**TASK PROMPT:** In the entries below, identify every line with the string "actual" and copy it.

Data entries
▼▼▼
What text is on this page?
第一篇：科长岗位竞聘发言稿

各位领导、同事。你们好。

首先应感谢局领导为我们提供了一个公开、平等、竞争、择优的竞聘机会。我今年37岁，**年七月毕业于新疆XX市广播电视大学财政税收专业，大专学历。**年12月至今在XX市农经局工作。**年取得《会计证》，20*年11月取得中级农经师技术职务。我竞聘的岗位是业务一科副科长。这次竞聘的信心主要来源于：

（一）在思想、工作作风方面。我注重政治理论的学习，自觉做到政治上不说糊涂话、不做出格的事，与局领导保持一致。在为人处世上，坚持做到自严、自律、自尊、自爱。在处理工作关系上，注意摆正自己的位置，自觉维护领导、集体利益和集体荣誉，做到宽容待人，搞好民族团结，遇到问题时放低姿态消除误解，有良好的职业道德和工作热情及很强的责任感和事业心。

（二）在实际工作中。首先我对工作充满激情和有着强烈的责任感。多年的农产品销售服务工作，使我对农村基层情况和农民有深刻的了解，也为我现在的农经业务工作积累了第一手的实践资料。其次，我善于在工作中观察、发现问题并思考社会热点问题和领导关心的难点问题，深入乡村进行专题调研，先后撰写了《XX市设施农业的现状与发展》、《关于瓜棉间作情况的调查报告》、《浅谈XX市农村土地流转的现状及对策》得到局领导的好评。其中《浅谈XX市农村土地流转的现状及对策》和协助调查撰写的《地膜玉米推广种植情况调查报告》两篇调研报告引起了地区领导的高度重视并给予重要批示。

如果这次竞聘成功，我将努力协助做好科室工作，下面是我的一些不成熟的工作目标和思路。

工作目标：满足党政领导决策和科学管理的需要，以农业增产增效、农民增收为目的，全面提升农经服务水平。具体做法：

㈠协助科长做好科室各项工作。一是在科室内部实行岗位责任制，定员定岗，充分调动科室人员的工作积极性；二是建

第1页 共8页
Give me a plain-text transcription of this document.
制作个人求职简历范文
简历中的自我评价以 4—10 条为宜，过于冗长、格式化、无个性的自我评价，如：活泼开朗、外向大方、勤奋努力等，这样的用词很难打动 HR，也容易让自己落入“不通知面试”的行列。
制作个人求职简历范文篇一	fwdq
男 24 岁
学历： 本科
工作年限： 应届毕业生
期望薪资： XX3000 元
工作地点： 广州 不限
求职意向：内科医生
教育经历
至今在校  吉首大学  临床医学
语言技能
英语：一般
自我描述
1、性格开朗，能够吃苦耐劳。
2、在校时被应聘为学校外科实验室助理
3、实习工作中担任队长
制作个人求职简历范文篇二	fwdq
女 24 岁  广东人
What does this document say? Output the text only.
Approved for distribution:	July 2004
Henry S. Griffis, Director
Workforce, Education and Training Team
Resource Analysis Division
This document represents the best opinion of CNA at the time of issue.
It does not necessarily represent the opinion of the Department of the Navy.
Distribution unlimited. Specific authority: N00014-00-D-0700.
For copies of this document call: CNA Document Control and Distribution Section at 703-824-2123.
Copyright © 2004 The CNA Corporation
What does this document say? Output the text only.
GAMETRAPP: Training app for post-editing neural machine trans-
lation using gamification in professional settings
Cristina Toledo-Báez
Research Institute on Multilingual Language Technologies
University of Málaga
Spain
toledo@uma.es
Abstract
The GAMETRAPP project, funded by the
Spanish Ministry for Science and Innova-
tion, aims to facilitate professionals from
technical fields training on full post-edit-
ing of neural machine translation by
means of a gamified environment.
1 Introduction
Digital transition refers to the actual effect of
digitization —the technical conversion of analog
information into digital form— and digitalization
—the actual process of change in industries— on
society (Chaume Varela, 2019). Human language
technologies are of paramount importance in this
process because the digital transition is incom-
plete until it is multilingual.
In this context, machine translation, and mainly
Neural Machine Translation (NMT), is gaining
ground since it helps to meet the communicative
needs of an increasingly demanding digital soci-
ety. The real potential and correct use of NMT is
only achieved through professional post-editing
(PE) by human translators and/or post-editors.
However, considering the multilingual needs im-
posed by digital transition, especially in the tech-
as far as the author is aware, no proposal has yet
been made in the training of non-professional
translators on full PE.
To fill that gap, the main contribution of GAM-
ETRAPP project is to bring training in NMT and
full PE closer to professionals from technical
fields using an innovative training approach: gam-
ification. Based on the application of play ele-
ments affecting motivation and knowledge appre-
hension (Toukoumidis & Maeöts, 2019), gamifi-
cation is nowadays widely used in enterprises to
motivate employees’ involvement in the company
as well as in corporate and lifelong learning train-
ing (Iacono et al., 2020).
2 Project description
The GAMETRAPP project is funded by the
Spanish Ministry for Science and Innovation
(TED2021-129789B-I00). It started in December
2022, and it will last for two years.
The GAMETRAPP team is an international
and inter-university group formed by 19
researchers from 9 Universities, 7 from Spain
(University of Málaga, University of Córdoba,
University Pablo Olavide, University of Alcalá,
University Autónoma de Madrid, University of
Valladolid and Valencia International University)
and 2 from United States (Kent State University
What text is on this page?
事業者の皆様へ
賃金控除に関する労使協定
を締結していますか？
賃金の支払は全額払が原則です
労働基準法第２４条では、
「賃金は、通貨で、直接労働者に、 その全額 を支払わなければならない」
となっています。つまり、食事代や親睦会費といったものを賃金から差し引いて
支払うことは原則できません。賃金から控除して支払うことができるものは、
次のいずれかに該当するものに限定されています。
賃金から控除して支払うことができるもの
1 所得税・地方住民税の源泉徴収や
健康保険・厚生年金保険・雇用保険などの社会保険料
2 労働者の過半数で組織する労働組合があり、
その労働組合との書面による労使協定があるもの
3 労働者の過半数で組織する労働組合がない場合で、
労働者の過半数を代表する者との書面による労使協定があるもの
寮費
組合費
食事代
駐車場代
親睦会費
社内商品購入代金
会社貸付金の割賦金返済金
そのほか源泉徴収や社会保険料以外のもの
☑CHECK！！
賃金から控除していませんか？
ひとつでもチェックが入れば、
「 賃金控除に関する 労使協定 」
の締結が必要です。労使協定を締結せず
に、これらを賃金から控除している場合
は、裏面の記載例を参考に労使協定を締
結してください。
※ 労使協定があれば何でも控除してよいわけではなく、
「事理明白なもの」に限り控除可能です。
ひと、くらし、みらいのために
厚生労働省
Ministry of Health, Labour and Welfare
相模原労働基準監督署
▲▲▲
**RESPONSE TO THE EXERCISE:**
Digital transition refers to the actual effect of
—the actual process of change in industries— on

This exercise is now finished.